**TEXTO EXTRAÍDO:**
La muerte es una muestra de la preocupación filosófica que ha imperado en el rock desde sus orígenes. Un ejemplo es la canción «Last Kiss», por solo mencionar una entre miles. Pero la fascinación se consolidó con la muerte de los primeros miembros del Club de los 27. Lo que hizo revisar el mito de Robert Johnson. La cereza en el pastel la colocó Keith Richards, quien para cortar su coca utilizó las cenizas de su padre y se lo esnifó enterito.

Hay que tener güevos para hacer lo mismo que Keith. Sin embargo, para lo que hizo Lemmy hay que ser un visionario. Estoy convencido de que si mañana alguien me afana a asaltar un banco voy a rechazar la invitación, pero si algún pinche fanático me sugiere allanar una casa y violar una caja fuerte para ver las cenizas de Lemmy no dudaría en apuntarme al plan.

Qué sigue. Cómo le van a matar esa a Lemmy. ¿Espermas de Mick Jagger en colguijes? ¿El cuerpo de Keith Richards criogenizado como Walt Disney y expuesto en el Smithsoniano? ¿Bob Dylan momificado como un faraón egipcio? ¿Ozzy Osbourne enterrado en una tumba de oro como San Juan?

**SECCIÓN DE DATOS:**
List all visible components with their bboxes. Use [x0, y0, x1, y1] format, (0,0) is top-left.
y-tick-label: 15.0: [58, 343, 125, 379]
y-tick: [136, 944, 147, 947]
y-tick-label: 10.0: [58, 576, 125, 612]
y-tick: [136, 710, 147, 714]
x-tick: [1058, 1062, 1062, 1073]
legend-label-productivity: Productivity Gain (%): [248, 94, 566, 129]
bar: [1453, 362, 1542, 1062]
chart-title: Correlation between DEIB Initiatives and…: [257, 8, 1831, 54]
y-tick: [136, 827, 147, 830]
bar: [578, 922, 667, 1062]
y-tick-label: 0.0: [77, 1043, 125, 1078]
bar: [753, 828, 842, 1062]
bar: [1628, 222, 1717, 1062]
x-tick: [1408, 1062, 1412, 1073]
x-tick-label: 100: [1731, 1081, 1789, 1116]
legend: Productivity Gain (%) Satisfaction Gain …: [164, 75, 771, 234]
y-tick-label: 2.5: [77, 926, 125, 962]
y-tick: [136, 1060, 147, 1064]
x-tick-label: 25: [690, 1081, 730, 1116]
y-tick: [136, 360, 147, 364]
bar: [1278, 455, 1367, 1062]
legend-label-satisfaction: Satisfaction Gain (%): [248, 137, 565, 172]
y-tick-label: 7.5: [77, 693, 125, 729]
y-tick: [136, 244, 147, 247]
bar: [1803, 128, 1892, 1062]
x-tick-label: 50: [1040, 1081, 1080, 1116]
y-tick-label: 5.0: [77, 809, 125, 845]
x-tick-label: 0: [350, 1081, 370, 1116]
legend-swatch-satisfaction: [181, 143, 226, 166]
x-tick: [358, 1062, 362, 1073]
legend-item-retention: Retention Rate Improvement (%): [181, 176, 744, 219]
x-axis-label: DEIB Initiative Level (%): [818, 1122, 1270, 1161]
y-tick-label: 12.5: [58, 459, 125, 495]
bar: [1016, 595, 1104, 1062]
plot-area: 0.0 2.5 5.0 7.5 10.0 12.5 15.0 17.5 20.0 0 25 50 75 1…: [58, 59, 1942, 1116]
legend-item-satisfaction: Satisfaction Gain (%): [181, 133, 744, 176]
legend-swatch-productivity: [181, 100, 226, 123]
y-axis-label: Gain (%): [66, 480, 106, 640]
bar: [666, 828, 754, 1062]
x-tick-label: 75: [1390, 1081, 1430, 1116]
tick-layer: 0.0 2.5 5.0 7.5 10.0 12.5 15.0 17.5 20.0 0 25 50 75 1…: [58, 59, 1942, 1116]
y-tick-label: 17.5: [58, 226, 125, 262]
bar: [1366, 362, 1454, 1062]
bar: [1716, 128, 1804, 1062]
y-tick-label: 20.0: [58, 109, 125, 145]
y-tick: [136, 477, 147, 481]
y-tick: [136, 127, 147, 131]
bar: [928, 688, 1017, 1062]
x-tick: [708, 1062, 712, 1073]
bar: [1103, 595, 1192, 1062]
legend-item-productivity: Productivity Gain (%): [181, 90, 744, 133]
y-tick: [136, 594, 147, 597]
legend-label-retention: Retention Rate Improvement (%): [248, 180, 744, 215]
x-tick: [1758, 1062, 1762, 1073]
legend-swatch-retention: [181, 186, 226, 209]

**PROBLEMAS POR RESOLVER:**
- 1) Traduce al inglés esta oración del texto sobre la muerte en el rock: «La muerte es una muestra de la preocupación filosófica que ha imperado en el rock desde sus orígenes.»
- 2) Prosigue el texto sobre la muerte en el rock a partir de su última oración.

**RESPUESTAS POR TAREA:**
- 1) Death is an example of the philosophical concern that has prevailed in rock since its origins.

- 2)
No hay duda de que la muerte de Bowie puede interpretarse como una obra de arte. Fue como esas ceremonias del Oscar donde Woody Allen no acudía a recibir su premio. Bowie no se presentó a la promoción de Blackstar. Pero meditó, no, más bien diseñó la manera en que efectuaría su salida. Lo mismo que Hunter S. Thompson, cuyo deseo postmortem fue que sus cenizas fueran esparcidas por cientos de acres en Colorado a través de una catapulta gigante. La muerte hace tiempo que ha comenzado a ser un acto vulgar. Una estrella merece que su partida sea memorable. La muerte debe ser espectacular.

Como espectacular es la bala de ceniza que contiene una porción de Lemmy. Envidio profanamente a quienes poseen una. Pero por otro lado me alegro de no haber sido amigo íntimo de Lemmy, porque dónde guardaría la mía. ¿En una caja fuerte para que me la birlen como la chaqueta de Marilyn? ¿En un banco? Sería vulgar. Además que tendría que ir todos los días a abrir la caja de seguridad para admirarla unos segundos. ¿Colgármela con una cadena al cuello? Sería una estupidez. Me la robaría alguna amante. O terminaría por perderla en la peda. ¿Como llavero de la buena suerte? Seguro que ninguna pata de conejo puede competir con tremendo amuleto, pero nunca consigo recordar dónde dejo las putas llaves.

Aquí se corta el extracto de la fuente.